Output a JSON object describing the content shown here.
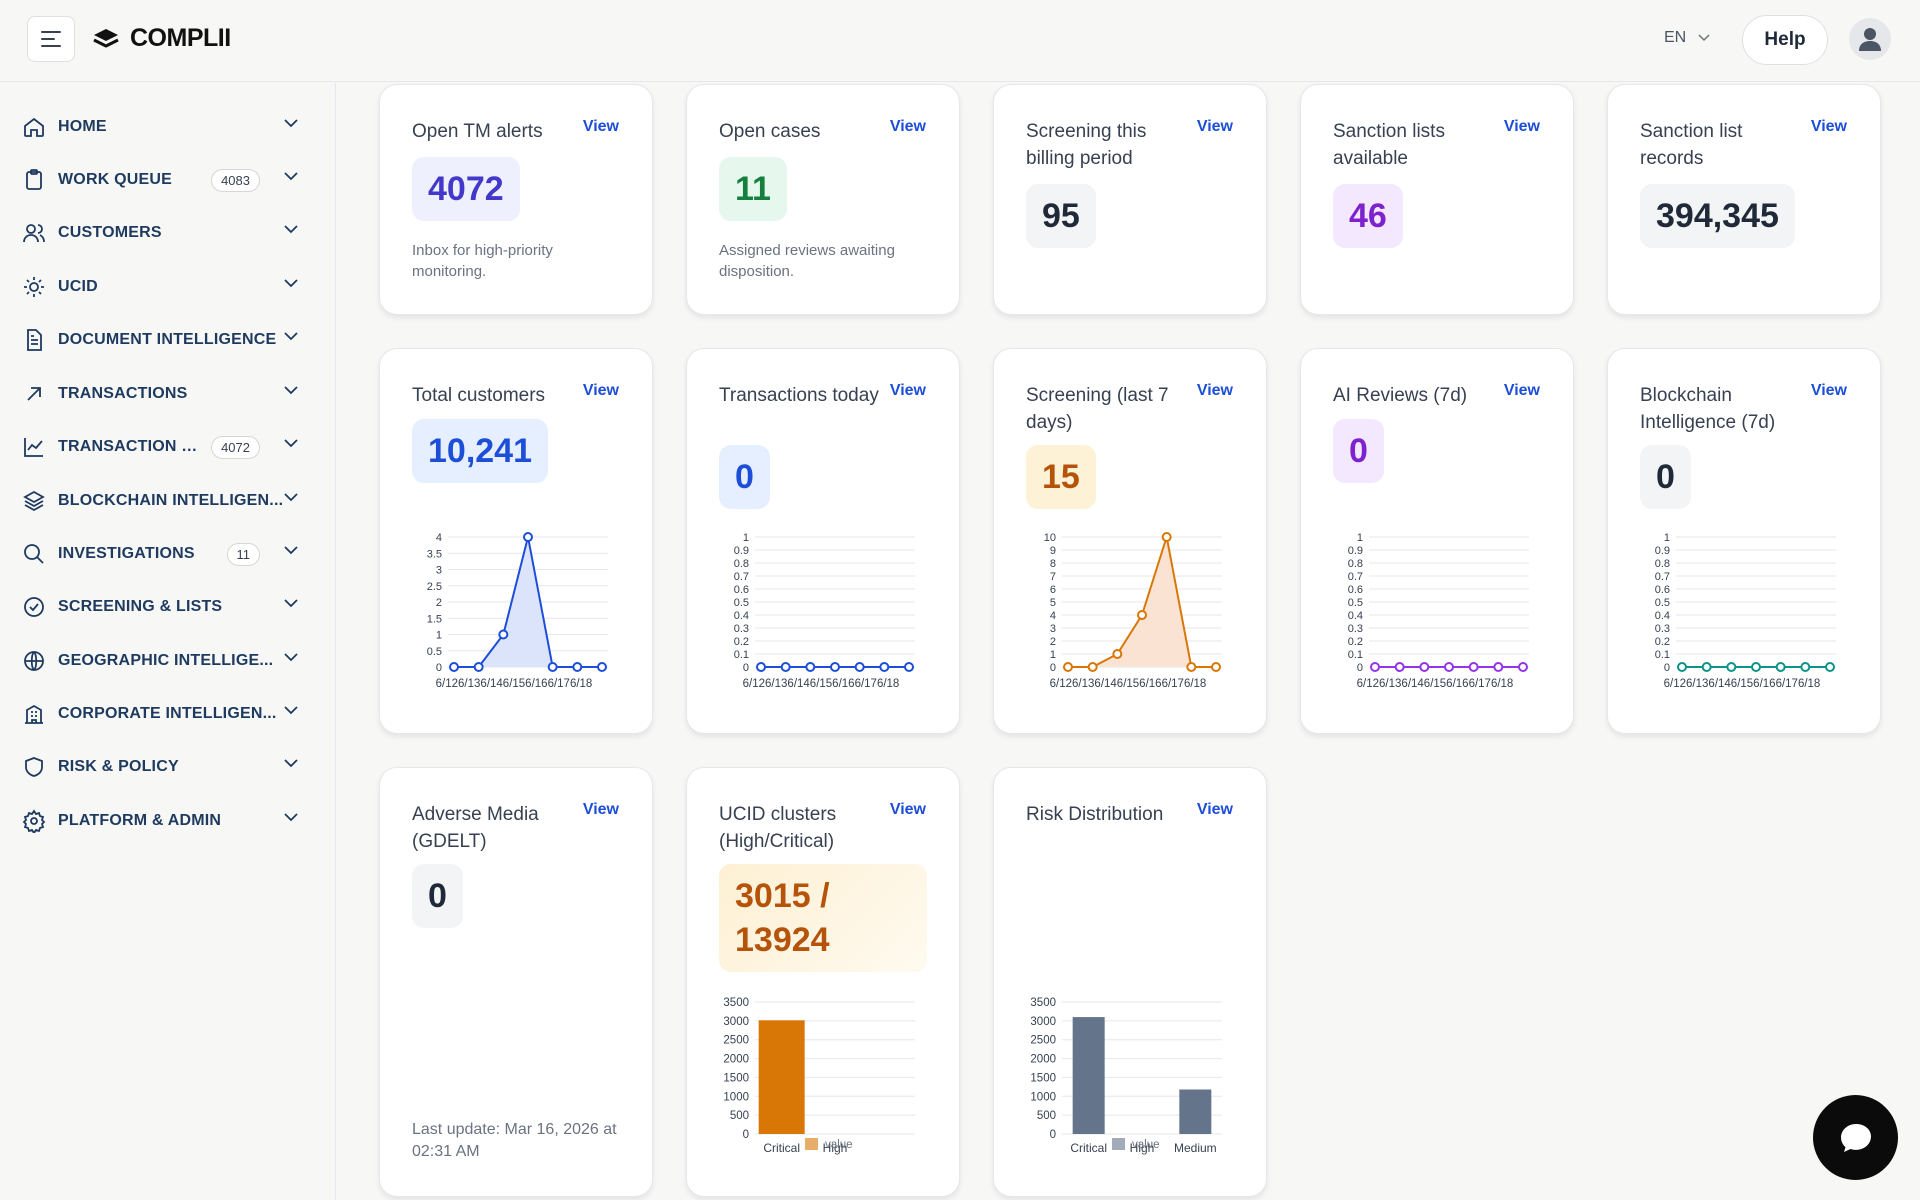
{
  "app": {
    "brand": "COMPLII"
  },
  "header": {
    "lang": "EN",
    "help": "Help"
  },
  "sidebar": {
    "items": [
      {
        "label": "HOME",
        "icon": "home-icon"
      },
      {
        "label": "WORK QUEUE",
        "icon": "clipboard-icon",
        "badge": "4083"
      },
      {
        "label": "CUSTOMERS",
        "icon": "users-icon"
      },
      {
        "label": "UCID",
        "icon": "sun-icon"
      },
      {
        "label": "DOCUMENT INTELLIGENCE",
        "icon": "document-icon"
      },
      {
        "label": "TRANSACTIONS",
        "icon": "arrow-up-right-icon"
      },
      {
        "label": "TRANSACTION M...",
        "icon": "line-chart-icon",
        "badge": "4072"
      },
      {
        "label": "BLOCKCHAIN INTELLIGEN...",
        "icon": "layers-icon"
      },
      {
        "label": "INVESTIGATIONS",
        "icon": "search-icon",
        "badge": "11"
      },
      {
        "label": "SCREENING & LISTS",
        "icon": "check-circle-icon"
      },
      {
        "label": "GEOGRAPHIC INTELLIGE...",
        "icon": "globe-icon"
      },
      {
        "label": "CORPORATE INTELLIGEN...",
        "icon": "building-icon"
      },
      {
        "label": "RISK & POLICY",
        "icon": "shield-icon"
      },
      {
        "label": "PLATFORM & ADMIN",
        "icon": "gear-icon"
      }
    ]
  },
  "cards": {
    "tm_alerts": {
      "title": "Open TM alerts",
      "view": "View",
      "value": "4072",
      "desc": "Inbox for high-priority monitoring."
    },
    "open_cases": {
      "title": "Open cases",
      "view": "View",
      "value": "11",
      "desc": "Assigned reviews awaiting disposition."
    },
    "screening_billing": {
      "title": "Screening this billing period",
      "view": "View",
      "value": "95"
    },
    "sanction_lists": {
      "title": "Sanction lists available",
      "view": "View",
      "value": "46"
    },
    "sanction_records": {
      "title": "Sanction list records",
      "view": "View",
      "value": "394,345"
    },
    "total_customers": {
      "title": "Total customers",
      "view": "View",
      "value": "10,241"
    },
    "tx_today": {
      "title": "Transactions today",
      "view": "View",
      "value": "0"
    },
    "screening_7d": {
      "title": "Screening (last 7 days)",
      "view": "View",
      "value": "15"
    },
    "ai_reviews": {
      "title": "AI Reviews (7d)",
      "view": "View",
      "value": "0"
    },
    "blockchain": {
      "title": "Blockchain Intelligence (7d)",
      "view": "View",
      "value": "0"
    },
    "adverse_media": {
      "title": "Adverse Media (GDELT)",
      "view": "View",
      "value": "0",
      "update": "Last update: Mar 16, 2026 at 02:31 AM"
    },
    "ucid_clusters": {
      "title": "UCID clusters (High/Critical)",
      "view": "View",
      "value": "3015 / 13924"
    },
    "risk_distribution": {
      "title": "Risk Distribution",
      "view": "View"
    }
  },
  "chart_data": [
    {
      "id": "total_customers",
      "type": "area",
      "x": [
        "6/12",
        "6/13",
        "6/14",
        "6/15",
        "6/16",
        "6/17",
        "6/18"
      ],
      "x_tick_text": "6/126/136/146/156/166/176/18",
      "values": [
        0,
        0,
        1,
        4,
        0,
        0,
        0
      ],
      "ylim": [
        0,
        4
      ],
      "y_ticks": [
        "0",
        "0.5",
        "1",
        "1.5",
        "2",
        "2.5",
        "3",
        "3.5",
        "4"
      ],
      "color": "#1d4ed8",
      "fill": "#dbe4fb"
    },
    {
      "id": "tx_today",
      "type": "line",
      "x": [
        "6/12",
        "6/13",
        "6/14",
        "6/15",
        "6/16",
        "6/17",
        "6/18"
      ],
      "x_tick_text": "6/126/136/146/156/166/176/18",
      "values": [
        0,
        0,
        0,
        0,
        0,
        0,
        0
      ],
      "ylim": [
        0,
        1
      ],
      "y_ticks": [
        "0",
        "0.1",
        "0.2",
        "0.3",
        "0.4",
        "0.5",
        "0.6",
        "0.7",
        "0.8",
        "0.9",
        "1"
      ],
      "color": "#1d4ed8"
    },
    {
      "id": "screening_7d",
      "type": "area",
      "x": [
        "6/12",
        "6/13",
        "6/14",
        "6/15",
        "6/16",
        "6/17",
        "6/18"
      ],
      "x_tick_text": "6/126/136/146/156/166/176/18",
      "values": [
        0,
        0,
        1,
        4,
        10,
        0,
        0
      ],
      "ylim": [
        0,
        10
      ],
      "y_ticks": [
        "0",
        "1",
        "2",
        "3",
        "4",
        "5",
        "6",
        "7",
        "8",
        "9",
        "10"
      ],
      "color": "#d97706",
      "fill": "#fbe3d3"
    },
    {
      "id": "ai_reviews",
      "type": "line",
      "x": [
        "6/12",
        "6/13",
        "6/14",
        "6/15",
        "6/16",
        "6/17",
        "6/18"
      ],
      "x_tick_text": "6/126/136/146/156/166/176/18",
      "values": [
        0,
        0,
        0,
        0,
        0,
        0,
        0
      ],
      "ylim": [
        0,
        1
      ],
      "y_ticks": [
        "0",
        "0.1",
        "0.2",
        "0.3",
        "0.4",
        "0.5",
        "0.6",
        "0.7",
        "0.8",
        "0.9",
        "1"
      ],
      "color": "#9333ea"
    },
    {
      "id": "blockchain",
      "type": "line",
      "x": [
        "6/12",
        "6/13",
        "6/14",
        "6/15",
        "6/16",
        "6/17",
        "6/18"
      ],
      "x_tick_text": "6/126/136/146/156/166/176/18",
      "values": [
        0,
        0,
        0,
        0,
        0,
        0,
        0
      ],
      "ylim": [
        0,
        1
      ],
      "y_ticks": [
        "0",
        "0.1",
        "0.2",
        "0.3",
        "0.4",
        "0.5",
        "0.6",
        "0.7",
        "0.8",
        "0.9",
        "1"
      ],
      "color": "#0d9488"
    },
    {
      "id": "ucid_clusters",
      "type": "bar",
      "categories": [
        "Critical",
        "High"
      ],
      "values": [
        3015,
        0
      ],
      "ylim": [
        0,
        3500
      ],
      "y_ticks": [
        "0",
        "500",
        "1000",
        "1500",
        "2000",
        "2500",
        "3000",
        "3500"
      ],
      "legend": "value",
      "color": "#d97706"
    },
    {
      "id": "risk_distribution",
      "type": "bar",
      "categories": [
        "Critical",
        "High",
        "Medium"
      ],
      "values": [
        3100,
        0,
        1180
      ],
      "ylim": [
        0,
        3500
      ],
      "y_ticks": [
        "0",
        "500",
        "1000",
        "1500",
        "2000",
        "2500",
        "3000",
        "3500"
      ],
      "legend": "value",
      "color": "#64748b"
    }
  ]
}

| Exercise aim |
Transcribe the material exactly, keeping every word and none of the pictures.

| Completed exercise |
Output a JSON object describing the content shown here.
{
  "app": {
    "brand": "COMPLII"
  },
  "header": {
    "lang": "EN",
    "help": "Help"
  },
  "sidebar": {
    "items": [
      {
        "label": "HOME",
        "icon": "home-icon"
      },
      {
        "label": "WORK QUEUE",
        "icon": "clipboard-icon",
        "badge": "4083"
      },
      {
        "label": "CUSTOMERS",
        "icon": "users-icon"
      },
      {
        "label": "UCID",
        "icon": "sun-icon"
      },
      {
        "label": "DOCUMENT INTELLIGENCE",
        "icon": "document-icon"
      },
      {
        "label": "TRANSACTIONS",
        "icon": "arrow-up-right-icon"
      },
      {
        "label": "TRANSACTION M...",
        "icon": "line-chart-icon",
        "badge": "4072"
      },
      {
        "label": "BLOCKCHAIN INTELLIGEN...",
        "icon": "layers-icon"
      },
      {
        "label": "INVESTIGATIONS",
        "icon": "search-icon",
        "badge": "11"
      },
      {
        "label": "SCREENING & LISTS",
        "icon": "check-circle-icon"
      },
      {
        "label": "GEOGRAPHIC INTELLIGE...",
        "icon": "globe-icon"
      },
      {
        "label": "CORPORATE INTELLIGEN...",
        "icon": "building-icon"
      },
      {
        "label": "RISK & POLICY",
        "icon": "shield-icon"
      },
      {
        "label": "PLATFORM & ADMIN",
        "icon": "gear-icon"
      }
    ]
  },
  "cards": {
    "tm_alerts": {
      "title": "Open TM alerts",
      "view": "View",
      "value": "4072",
      "desc": "Inbox for high-priority monitoring."
    },
    "open_cases": {
      "title": "Open cases",
      "view": "View",
      "value": "11",
      "desc": "Assigned reviews awaiting disposition."
    },
    "screening_billing": {
      "title": "Screening this billing period",
      "view": "View",
      "value": "95"
    },
    "sanction_lists": {
      "title": "Sanction lists available",
      "view": "View",
      "value": "46"
    },
    "sanction_records": {
      "title": "Sanction list records",
      "view": "View",
      "value": "394,345"
    },
    "total_customers": {
      "title": "Total customers",
      "view": "View",
      "value": "10,241"
    },
    "tx_today": {
      "title": "Transactions today",
      "view": "View",
      "value": "0"
    },
    "screening_7d": {
      "title": "Screening (last 7 days)",
      "view": "View",
      "value": "15"
    },
    "ai_reviews": {
      "title": "AI Reviews (7d)",
      "view": "View",
      "value": "0"
    },
    "blockchain": {
      "title": "Blockchain Intelligence (7d)",
      "view": "View",
      "value": "0"
    },
    "adverse_media": {
      "title": "Adverse Media (GDELT)",
      "view": "View",
      "value": "0",
      "update": "Last update: Mar 16, 2026 at 02:31 AM"
    },
    "ucid_clusters": {
      "title": "UCID clusters (High/Critical)",
      "view": "View",
      "value": "3015 / 13924"
    },
    "risk_distribution": {
      "title": "Risk Distribution",
      "view": "View"
    }
  },
  "chart_data": [
    {
      "id": "total_customers",
      "type": "area",
      "x": [
        "6/12",
        "6/13",
        "6/14",
        "6/15",
        "6/16",
        "6/17",
        "6/18"
      ],
      "x_tick_text": "6/126/136/146/156/166/176/18",
      "values": [
        0,
        0,
        1,
        4,
        0,
        0,
        0
      ],
      "ylim": [
        0,
        4
      ],
      "y_ticks": [
        "0",
        "0.5",
        "1",
        "1.5",
        "2",
        "2.5",
        "3",
        "3.5",
        "4"
      ],
      "color": "#1d4ed8",
      "fill": "#dbe4fb"
    },
    {
      "id": "tx_today",
      "type": "line",
      "x": [
        "6/12",
        "6/13",
        "6/14",
        "6/15",
        "6/16",
        "6/17",
        "6/18"
      ],
      "x_tick_text": "6/126/136/146/156/166/176/18",
      "values": [
        0,
        0,
        0,
        0,
        0,
        0,
        0
      ],
      "ylim": [
        0,
        1
      ],
      "y_ticks": [
        "0",
        "0.1",
        "0.2",
        "0.3",
        "0.4",
        "0.5",
        "0.6",
        "0.7",
        "0.8",
        "0.9",
        "1"
      ],
      "color": "#1d4ed8"
    },
    {
      "id": "screening_7d",
      "type": "area",
      "x": [
        "6/12",
        "6/13",
        "6/14",
        "6/15",
        "6/16",
        "6/17",
        "6/18"
      ],
      "x_tick_text": "6/126/136/146/156/166/176/18",
      "values": [
        0,
        0,
        1,
        4,
        10,
        0,
        0
      ],
      "ylim": [
        0,
        10
      ],
      "y_ticks": [
        "0",
        "1",
        "2",
        "3",
        "4",
        "5",
        "6",
        "7",
        "8",
        "9",
        "10"
      ],
      "color": "#d97706",
      "fill": "#fbe3d3"
    },
    {
      "id": "ai_reviews",
      "type": "line",
      "x": [
        "6/12",
        "6/13",
        "6/14",
        "6/15",
        "6/16",
        "6/17",
        "6/18"
      ],
      "x_tick_text": "6/126/136/146/156/166/176/18",
      "values": [
        0,
        0,
        0,
        0,
        0,
        0,
        0
      ],
      "ylim": [
        0,
        1
      ],
      "y_ticks": [
        "0",
        "0.1",
        "0.2",
        "0.3",
        "0.4",
        "0.5",
        "0.6",
        "0.7",
        "0.8",
        "0.9",
        "1"
      ],
      "color": "#9333ea"
    },
    {
      "id": "blockchain",
      "type": "line",
      "x": [
        "6/12",
        "6/13",
        "6/14",
        "6/15",
        "6/16",
        "6/17",
        "6/18"
      ],
      "x_tick_text": "6/126/136/146/156/166/176/18",
      "values": [
        0,
        0,
        0,
        0,
        0,
        0,
        0
      ],
      "ylim": [
        0,
        1
      ],
      "y_ticks": [
        "0",
        "0.1",
        "0.2",
        "0.3",
        "0.4",
        "0.5",
        "0.6",
        "0.7",
        "0.8",
        "0.9",
        "1"
      ],
      "color": "#0d9488"
    },
    {
      "id": "ucid_clusters",
      "type": "bar",
      "categories": [
        "Critical",
        "High"
      ],
      "values": [
        3015,
        0
      ],
      "ylim": [
        0,
        3500
      ],
      "y_ticks": [
        "0",
        "500",
        "1000",
        "1500",
        "2000",
        "2500",
        "3000",
        "3500"
      ],
      "legend": "value",
      "color": "#d97706"
    },
    {
      "id": "risk_distribution",
      "type": "bar",
      "categories": [
        "Critical",
        "High",
        "Medium"
      ],
      "values": [
        3100,
        0,
        1180
      ],
      "ylim": [
        0,
        3500
      ],
      "y_ticks": [
        "0",
        "500",
        "1000",
        "1500",
        "2000",
        "2500",
        "3000",
        "3500"
      ],
      "legend": "value",
      "color": "#64748b"
    }
  ]
}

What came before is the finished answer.